- GIVEN TASK
Provide an exact transcription of all the records.

- Dataset excerpt
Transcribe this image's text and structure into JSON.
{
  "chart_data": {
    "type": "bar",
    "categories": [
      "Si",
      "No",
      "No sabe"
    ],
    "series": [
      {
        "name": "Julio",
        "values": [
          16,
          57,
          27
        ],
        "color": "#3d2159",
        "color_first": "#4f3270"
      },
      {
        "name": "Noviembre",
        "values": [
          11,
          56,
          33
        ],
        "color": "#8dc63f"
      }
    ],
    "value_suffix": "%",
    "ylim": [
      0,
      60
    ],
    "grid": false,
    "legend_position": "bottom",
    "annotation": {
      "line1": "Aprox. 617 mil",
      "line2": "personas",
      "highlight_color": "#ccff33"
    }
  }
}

- TASK RESULT
Transcribe this image's text and structure into JSON.
{
  "chart_data": {
    "type": "bar",
    "categories": [
      "Si",
      "No",
      "No sabe"
    ],
    "series": [
      {
        "name": "Julio",
        "values": [
          16,
          57,
          27
        ],
        "color": "#3d2159",
        "color_first": "#4f3270"
      },
      {
        "name": "Noviembre",
        "values": [
          11,
          56,
          33
        ],
        "color": "#8dc63f"
      }
    ],
    "value_suffix": "%",
    "ylim": [
      0,
      60
    ],
    "grid": false,
    "legend_position": "bottom",
    "annotation": {
      "line1": "Aprox. 617 mil",
      "line2": "personas",
      "highlight_color": "#ccff33"
    }
  }
}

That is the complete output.